The request
Check each line of the material. Copy those containing "will".

Start of Task material

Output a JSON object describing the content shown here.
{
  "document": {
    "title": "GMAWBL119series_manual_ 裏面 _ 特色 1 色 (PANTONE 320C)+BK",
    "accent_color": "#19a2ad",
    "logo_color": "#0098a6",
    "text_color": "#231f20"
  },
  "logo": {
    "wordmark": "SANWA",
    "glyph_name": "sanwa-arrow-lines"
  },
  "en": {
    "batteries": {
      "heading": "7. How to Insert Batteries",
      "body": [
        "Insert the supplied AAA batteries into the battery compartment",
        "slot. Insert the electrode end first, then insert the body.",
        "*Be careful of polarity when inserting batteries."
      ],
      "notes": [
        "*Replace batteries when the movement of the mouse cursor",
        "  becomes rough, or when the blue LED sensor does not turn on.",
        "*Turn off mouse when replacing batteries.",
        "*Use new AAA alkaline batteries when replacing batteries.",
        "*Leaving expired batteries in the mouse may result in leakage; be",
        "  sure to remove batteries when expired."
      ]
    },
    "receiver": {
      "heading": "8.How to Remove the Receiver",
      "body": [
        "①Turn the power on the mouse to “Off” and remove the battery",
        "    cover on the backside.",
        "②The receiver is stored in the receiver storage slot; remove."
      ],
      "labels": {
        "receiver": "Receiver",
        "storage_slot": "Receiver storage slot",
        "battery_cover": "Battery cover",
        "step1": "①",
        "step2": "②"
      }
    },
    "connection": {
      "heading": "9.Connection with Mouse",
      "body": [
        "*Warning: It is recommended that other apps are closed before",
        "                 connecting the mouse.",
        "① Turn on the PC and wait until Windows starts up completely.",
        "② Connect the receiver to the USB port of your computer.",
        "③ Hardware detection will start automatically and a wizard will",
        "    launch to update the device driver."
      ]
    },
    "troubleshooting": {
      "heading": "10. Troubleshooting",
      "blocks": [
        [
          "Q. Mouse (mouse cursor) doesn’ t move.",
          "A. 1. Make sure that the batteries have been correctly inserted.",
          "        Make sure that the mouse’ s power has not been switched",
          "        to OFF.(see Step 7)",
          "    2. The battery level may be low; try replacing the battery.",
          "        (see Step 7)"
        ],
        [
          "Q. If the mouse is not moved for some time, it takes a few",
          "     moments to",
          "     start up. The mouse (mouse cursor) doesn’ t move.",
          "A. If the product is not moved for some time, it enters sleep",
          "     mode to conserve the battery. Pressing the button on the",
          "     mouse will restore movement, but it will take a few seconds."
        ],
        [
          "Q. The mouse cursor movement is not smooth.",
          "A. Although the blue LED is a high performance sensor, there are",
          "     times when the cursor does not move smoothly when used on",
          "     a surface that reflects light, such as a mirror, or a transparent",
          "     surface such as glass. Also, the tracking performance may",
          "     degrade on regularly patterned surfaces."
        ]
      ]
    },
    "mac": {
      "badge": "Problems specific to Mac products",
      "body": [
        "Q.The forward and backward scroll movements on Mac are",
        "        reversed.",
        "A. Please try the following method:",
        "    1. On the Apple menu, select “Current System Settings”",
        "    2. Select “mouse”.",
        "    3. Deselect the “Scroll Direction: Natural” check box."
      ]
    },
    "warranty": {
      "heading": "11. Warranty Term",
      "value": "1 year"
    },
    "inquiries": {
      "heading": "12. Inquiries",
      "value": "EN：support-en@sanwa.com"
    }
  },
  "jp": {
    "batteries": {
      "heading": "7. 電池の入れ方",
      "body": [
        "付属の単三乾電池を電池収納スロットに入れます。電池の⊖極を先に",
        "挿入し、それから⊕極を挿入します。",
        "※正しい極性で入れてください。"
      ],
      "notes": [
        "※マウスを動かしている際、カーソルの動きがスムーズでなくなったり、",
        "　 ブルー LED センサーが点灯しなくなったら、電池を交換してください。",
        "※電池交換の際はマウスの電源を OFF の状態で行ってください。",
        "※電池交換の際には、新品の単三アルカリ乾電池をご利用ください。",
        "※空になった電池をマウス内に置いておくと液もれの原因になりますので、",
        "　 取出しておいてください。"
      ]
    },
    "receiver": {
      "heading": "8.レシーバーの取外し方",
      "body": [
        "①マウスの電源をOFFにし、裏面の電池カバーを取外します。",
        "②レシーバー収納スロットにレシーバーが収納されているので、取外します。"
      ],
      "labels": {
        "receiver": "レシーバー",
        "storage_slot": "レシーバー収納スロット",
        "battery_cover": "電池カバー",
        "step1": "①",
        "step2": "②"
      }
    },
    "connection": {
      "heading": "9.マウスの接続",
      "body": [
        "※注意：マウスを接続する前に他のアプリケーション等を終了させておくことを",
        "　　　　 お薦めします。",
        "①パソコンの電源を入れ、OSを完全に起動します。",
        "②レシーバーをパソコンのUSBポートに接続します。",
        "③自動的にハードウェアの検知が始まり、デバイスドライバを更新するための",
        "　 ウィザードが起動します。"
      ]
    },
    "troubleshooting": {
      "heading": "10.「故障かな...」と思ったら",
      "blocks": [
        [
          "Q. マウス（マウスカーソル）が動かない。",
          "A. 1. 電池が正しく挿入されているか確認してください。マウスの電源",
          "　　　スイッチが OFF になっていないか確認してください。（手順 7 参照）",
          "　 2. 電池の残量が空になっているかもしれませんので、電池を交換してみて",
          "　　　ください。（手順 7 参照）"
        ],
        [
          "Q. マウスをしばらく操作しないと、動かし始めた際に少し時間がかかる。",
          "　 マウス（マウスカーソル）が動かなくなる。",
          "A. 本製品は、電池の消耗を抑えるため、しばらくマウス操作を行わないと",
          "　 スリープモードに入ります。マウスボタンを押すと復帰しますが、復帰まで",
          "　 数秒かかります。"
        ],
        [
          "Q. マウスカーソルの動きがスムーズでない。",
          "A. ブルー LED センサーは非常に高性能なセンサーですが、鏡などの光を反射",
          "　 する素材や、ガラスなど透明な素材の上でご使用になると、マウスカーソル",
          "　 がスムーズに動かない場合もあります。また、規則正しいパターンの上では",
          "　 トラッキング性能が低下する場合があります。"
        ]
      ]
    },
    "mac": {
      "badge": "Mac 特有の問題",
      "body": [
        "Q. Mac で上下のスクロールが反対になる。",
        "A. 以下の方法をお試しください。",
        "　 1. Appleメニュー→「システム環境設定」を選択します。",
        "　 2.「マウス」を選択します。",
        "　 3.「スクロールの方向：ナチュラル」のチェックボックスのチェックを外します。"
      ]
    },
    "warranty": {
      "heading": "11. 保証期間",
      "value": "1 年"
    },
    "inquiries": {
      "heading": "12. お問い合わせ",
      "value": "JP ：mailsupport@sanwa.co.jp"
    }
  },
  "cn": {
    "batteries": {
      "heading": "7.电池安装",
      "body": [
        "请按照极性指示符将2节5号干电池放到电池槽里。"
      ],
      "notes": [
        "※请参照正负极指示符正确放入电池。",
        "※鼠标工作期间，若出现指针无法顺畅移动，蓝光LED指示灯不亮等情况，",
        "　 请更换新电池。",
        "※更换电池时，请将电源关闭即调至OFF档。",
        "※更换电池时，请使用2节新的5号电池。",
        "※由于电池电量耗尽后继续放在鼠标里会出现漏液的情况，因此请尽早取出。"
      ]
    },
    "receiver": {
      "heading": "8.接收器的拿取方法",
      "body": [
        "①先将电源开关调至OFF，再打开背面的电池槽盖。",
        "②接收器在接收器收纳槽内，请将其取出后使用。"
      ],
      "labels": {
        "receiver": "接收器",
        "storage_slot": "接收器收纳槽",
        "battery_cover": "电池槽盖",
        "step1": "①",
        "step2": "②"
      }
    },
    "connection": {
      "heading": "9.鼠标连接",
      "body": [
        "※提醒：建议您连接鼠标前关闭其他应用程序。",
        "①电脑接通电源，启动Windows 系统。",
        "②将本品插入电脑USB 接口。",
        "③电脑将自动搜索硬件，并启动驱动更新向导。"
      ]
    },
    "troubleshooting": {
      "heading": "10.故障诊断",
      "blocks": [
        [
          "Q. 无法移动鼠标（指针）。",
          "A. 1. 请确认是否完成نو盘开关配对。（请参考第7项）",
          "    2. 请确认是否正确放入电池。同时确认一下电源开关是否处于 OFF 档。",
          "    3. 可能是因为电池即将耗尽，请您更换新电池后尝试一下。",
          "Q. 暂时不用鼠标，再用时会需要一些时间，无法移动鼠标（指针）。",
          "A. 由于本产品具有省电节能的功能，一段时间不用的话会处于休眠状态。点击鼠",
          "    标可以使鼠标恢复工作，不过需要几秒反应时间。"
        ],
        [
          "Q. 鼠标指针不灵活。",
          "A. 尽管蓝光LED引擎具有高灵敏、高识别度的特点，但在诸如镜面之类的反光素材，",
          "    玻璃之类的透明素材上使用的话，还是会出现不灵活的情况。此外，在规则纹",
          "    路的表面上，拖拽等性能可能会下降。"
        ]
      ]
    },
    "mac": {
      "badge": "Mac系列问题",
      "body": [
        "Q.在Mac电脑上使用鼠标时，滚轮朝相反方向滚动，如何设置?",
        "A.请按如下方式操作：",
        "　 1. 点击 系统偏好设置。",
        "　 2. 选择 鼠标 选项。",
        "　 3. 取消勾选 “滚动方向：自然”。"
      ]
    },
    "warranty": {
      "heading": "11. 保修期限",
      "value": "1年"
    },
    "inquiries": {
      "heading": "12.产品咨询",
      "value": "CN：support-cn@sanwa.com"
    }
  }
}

End of Task material

Task solution
        "③ Hardware detection will start automatically and a wizard will",
          "     mouse will restore movement, but it will take a few seconds."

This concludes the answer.